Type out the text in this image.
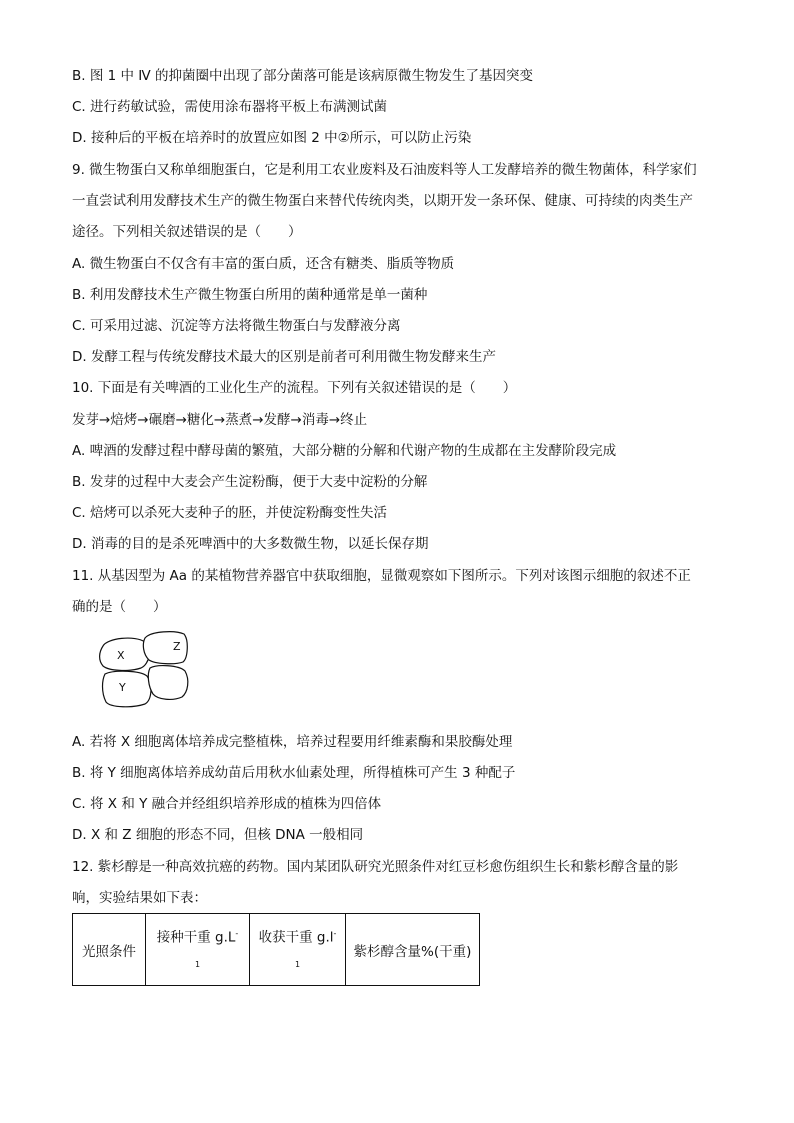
B. 图 1 中 Ⅳ 的抑菌圈中出现了部分菌落可能是该病原微生物发生了基因突变
C. 进行药敏试验，需使用涂布器将平板上布满测试菌
D. 接种后的平板在培养时的放置应如图 2 中②所示，可以防止污染
9. 微生物蛋白又称单细胞蛋白，它是利用工农业废料及石油废料等人工发酵培养的微生物菌体，科学家们
一直尝试利用发酵技术生产的微生物蛋白来替代传统肉类，以期开发一条环保、健康、可持续的肉类生产
途径。下列相关叙述错误的是（　　）
A. 微生物蛋白不仅含有丰富的蛋白质，还含有糖类、脂质等物质
B. 利用发酵技术生产微生物蛋白所用的菌种通常是单一菌种
C. 可采用过滤、沉淀等方法将微生物蛋白与发酵液分离
D. 发酵工程与传统发酵技术最大的区别是前者可利用微生物发酵来生产
10. 下面是有关啤酒的工业化生产的流程。下列有关叙述错误的是（　　）
发芽→焙烤→碾磨→糖化→蒸煮→发酵→消毒→终止
A. 啤酒的发酵过程中酵母菌的繁殖，大部分糖的分解和代谢产物的生成都在主发酵阶段完成
B. 发芽的过程中大麦会产生淀粉酶，便于大麦中淀粉的分解
C. 焙烤可以杀死大麦种子的胚，并使淀粉酶变性失活
D. 消毒的目的是杀死啤酒中的大多数微生物，以延长保存期
11. 从基因型为 Aa 的某植物营养器官中获取细胞，显微观察如下图所示。下列对该图示细胞的叙述不正
确的是（　　）
X
Z
Y
A. 若将 X 细胞离体培养成完整植株，培养过程要用纤维素酶和果胶酶处理
B. 将 Y 细胞离体培养成幼苗后用秋水仙素处理，所得植株可产生 3 种配子
C. 将 X 和 Y 融合并经组织培养形成的植株为四倍体
D. X 和 Z 细胞的形态不同，但核 DNA 一般相同
12. 紫杉醇是一种高效抗癌的药物。国内某团队研究光照条件对红豆杉愈伤组织生长和紫杉醇含量的影
响，实验结果如下表：
光照条件	接种干重 g.L-
1
	收获干重 g.l-
1
	紫杉醇含量%(干重)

• [What you should do]:
Will you restate every entry word for word and omit the images?

• [Reply to the task]:
Type out the text in this image.
B. 图 1 中 Ⅳ 的抑菌圈中出现了部分菌落可能是该病原微生物发生了基因突变
C. 进行药敏试验，需使用涂布器将平板上布满测试菌
D. 接种后的平板在培养时的放置应如图 2 中②所示，可以防止污染
9. 微生物蛋白又称单细胞蛋白，它是利用工农业废料及石油废料等人工发酵培养的微生物菌体，科学家们
一直尝试利用发酵技术生产的微生物蛋白来替代传统肉类，以期开发一条环保、健康、可持续的肉类生产
途径。下列相关叙述错误的是（　　）
A. 微生物蛋白不仅含有丰富的蛋白质，还含有糖类、脂质等物质
B. 利用发酵技术生产微生物蛋白所用的菌种通常是单一菌种
C. 可采用过滤、沉淀等方法将微生物蛋白与发酵液分离
D. 发酵工程与传统发酵技术最大的区别是前者可利用微生物发酵来生产
10. 下面是有关啤酒的工业化生产的流程。下列有关叙述错误的是（　　）
发芽→焙烤→碾磨→糖化→蒸煮→发酵→消毒→终止
A. 啤酒的发酵过程中酵母菌的繁殖，大部分糖的分解和代谢产物的生成都在主发酵阶段完成
B. 发芽的过程中大麦会产生淀粉酶，便于大麦中淀粉的分解
C. 焙烤可以杀死大麦种子的胚，并使淀粉酶变性失活
D. 消毒的目的是杀死啤酒中的大多数微生物，以延长保存期
11. 从基因型为 Aa 的某植物营养器官中获取细胞，显微观察如下图所示。下列对该图示细胞的叙述不正
确的是（　　）
X
Z
Y
A. 若将 X 细胞离体培养成完整植株，培养过程要用纤维素酶和果胶酶处理
B. 将 Y 细胞离体培养成幼苗后用秋水仙素处理，所得植株可产生 3 种配子
C. 将 X 和 Y 融合并经组织培养形成的植株为四倍体
D. X 和 Z 细胞的形态不同，但核 DNA 一般相同
12. 紫杉醇是一种高效抗癌的药物。国内某团队研究光照条件对红豆杉愈伤组织生长和紫杉醇含量的影
响，实验结果如下表：
光照条件	接种干重 g.L-
1
	收获干重 g.l-
1
	紫杉醇含量%(干重)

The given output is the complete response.